**Given exercise:** Skip the images and copy each record exactly as written.

▬▬▬▬▬▬▬▬▬▬

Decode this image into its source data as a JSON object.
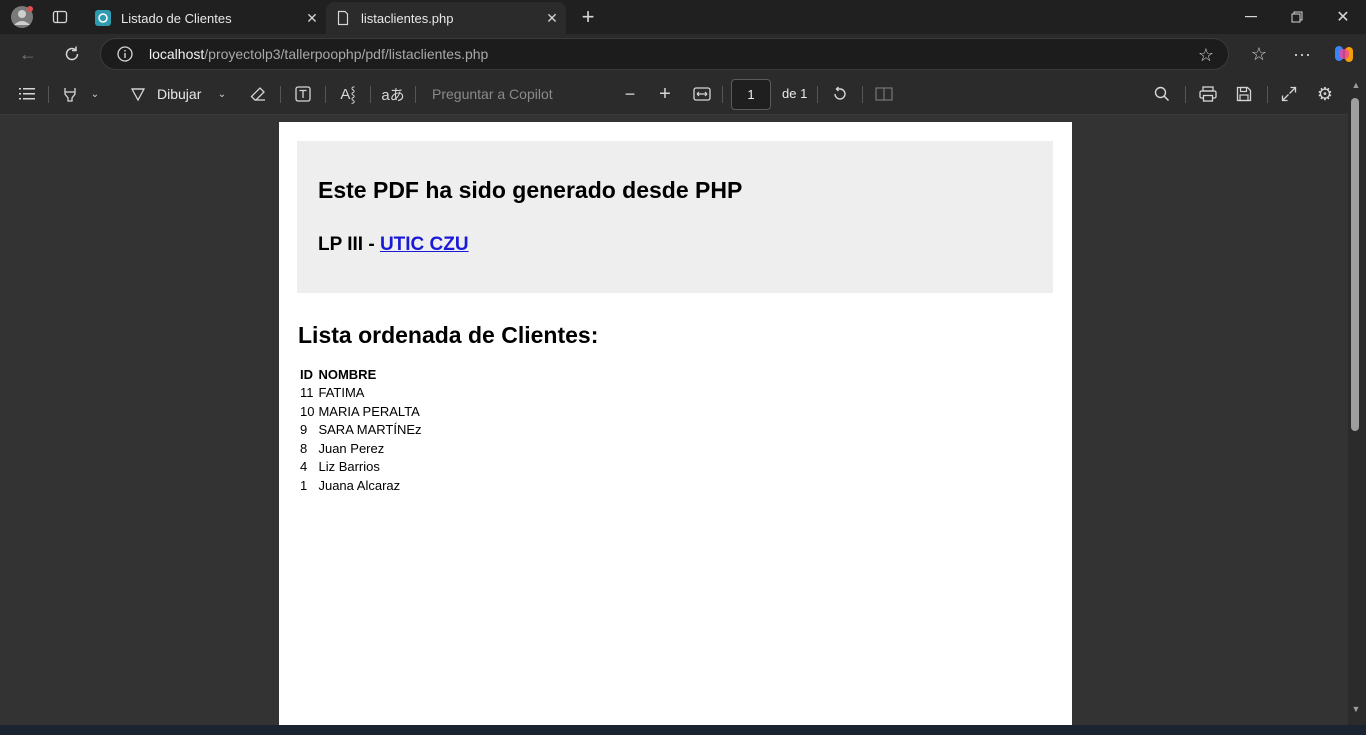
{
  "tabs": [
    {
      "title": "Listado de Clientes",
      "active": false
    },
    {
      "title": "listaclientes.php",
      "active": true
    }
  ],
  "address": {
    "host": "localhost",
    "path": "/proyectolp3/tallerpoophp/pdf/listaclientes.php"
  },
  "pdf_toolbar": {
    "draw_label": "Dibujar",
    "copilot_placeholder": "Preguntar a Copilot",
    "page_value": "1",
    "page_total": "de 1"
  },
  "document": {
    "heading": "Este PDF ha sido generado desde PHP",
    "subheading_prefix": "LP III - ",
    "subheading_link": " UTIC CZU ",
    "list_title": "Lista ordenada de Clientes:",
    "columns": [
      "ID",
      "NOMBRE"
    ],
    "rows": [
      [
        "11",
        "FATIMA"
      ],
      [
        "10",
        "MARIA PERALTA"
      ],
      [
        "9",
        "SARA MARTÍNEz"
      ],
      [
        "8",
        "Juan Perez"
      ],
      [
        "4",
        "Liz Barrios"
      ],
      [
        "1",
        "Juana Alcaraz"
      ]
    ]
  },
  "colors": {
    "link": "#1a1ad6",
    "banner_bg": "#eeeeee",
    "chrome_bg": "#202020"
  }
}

▬▬▬▬▬▬▬▬▬▬

**Output of the task:**
Decode this image into its source data as a JSON object.
{
  "tabs": [
    {
      "title": "Listado de Clientes",
      "active": false
    },
    {
      "title": "listaclientes.php",
      "active": true
    }
  ],
  "address": {
    "host": "localhost",
    "path": "/proyectolp3/tallerpoophp/pdf/listaclientes.php"
  },
  "pdf_toolbar": {
    "draw_label": "Dibujar",
    "copilot_placeholder": "Preguntar a Copilot",
    "page_value": "1",
    "page_total": "de 1"
  },
  "document": {
    "heading": "Este PDF ha sido generado desde PHP",
    "subheading_prefix": "LP III - ",
    "subheading_link": " UTIC CZU ",
    "list_title": "Lista ordenada de Clientes:",
    "columns": [
      "ID",
      "NOMBRE"
    ],
    "rows": [
      [
        "11",
        "FATIMA"
      ],
      [
        "10",
        "MARIA PERALTA"
      ],
      [
        "9",
        "SARA MARTÍNEz"
      ],
      [
        "8",
        "Juan Perez"
      ],
      [
        "4",
        "Liz Barrios"
      ],
      [
        "1",
        "Juana Alcaraz"
      ]
    ]
  },
  "colors": {
    "link": "#1a1ad6",
    "banner_bg": "#eeeeee",
    "chrome_bg": "#202020"
  }
}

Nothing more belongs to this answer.